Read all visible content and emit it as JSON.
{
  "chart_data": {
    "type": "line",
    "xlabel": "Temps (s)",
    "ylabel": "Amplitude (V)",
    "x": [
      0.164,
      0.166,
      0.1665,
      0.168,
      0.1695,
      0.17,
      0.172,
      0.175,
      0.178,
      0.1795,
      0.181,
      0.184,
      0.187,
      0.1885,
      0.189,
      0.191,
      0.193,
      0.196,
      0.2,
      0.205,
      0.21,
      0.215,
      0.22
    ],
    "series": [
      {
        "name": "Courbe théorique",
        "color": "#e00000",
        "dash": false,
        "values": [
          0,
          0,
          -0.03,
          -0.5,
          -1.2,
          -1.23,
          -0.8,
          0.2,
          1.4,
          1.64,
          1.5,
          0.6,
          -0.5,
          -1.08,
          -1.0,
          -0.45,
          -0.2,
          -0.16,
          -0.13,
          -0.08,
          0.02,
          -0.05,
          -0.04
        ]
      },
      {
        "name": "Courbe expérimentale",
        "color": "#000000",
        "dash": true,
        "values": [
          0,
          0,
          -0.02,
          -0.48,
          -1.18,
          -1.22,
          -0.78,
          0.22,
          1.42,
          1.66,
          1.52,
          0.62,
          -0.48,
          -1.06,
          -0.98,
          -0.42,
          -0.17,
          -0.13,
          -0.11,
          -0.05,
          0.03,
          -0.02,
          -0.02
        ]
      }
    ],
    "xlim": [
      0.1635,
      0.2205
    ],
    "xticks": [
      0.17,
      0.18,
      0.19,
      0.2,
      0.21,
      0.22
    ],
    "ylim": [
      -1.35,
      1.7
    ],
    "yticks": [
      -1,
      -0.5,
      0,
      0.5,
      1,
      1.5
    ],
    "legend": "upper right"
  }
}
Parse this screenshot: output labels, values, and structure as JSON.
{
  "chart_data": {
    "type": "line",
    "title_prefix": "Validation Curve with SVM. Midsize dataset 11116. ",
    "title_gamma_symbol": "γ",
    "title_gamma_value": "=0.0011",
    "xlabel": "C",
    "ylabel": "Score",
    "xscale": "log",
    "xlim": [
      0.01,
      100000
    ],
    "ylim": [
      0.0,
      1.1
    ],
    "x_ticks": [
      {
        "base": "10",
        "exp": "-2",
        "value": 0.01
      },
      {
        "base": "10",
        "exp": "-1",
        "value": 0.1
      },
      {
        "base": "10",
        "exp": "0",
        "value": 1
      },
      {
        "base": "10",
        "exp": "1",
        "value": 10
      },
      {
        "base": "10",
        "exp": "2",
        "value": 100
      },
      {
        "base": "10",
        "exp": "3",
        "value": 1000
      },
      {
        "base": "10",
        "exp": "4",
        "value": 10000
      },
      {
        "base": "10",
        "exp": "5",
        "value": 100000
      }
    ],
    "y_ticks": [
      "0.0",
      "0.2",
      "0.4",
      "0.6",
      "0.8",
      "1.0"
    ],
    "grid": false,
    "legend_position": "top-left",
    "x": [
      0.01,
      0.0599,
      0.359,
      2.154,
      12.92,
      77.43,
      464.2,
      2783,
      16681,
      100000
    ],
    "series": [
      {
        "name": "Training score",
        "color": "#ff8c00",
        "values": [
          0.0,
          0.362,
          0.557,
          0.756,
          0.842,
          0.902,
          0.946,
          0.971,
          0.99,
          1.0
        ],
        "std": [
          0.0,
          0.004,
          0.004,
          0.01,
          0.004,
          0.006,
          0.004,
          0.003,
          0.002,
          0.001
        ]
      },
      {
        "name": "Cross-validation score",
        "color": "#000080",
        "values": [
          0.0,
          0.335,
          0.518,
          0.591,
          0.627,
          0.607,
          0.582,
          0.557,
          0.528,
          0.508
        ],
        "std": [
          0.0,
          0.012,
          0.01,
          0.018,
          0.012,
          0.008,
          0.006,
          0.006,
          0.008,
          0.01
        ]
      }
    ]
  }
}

## To do
Give back the data above exactly as it appears.

## Exercise solution
Read all visible content and emit it as JSON.
{
  "chart_data": {
    "type": "line",
    "xlabel": "Temps (s)",
    "ylabel": "Amplitude (V)",
    "x": [
      0.164,
      0.166,
      0.1665,
      0.168,
      0.1695,
      0.17,
      0.172,
      0.175,
      0.178,
      0.1795,
      0.181,
      0.184,
      0.187,
      0.1885,
      0.189,
      0.191,
      0.193,
      0.196,
      0.2,
      0.205,
      0.21,
      0.215,
      0.22
    ],
    "series": [
      {
        "name": "Courbe théorique",
        "color": "#e00000",
        "dash": false,
        "values": [
          0,
          0,
          -0.03,
          -0.5,
          -1.2,
          -1.23,
          -0.8,
          0.2,
          1.4,
          1.64,
          1.5,
          0.6,
          -0.5,
          -1.08,
          -1.0,
          -0.45,
          -0.2,
          -0.16,
          -0.13,
          -0.08,
          0.02,
          -0.05,
          -0.04
        ]
      },
      {
        "name": "Courbe expérimentale",
        "color": "#000000",
        "dash": true,
        "values": [
          0,
          0,
          -0.02,
          -0.48,
          -1.18,
          -1.22,
          -0.78,
          0.22,
          1.42,
          1.66,
          1.52,
          0.62,
          -0.48,
          -1.06,
          -0.98,
          -0.42,
          -0.17,
          -0.13,
          -0.11,
          -0.05,
          0.03,
          -0.02,
          -0.02
        ]
      }
    ],
    "xlim": [
      0.1635,
      0.2205
    ],
    "xticks": [
      0.17,
      0.18,
      0.19,
      0.2,
      0.21,
      0.22
    ],
    "ylim": [
      -1.35,
      1.7
    ],
    "yticks": [
      -1,
      -0.5,
      0,
      0.5,
      1,
      1.5
    ],
    "legend": "upper right"
  }
}
Parse this screenshot: output labels, values, and structure as JSON.
{
  "chart_data": {
    "type": "line",
    "title_prefix": "Validation Curve with SVM. Midsize dataset 11116. ",
    "title_gamma_symbol": "γ",
    "title_gamma_value": "=0.0011",
    "xlabel": "C",
    "ylabel": "Score",
    "xscale": "log",
    "xlim": [
      0.01,
      100000
    ],
    "ylim": [
      0.0,
      1.1
    ],
    "x_ticks": [
      {
        "base": "10",
        "exp": "-2",
        "value": 0.01
      },
      {
        "base": "10",
        "exp": "-1",
        "value": 0.1
      },
      {
        "base": "10",
        "exp": "0",
        "value": 1
      },
      {
        "base": "10",
        "exp": "1",
        "value": 10
      },
      {
        "base": "10",
        "exp": "2",
        "value": 100
      },
      {
        "base": "10",
        "exp": "3",
        "value": 1000
      },
      {
        "base": "10",
        "exp": "4",
        "value": 10000
      },
      {
        "base": "10",
        "exp": "5",
        "value": 100000
      }
    ],
    "y_ticks": [
      "0.0",
      "0.2",
      "0.4",
      "0.6",
      "0.8",
      "1.0"
    ],
    "grid": false,
    "legend_position": "top-left",
    "x": [
      0.01,
      0.0599,
      0.359,
      2.154,
      12.92,
      77.43,
      464.2,
      2783,
      16681,
      100000
    ],
    "series": [
      {
        "name": "Training score",
        "color": "#ff8c00",
        "values": [
          0.0,
          0.362,
          0.557,
          0.756,
          0.842,
          0.902,
          0.946,
          0.971,
          0.99,
          1.0
        ],
        "std": [
          0.0,
          0.004,
          0.004,
          0.01,
          0.004,
          0.006,
          0.004,
          0.003,
          0.002,
          0.001
        ]
      },
      {
        "name": "Cross-validation score",
        "color": "#000080",
        "values": [
          0.0,
          0.335,
          0.518,
          0.591,
          0.627,
          0.607,
          0.582,
          0.557,
          0.528,
          0.508
        ],
        "std": [
          0.0,
          0.012,
          0.01,
          0.018,
          0.012,
          0.008,
          0.006,
          0.006,
          0.008,
          0.01
        ]
      }
    ]
  }
}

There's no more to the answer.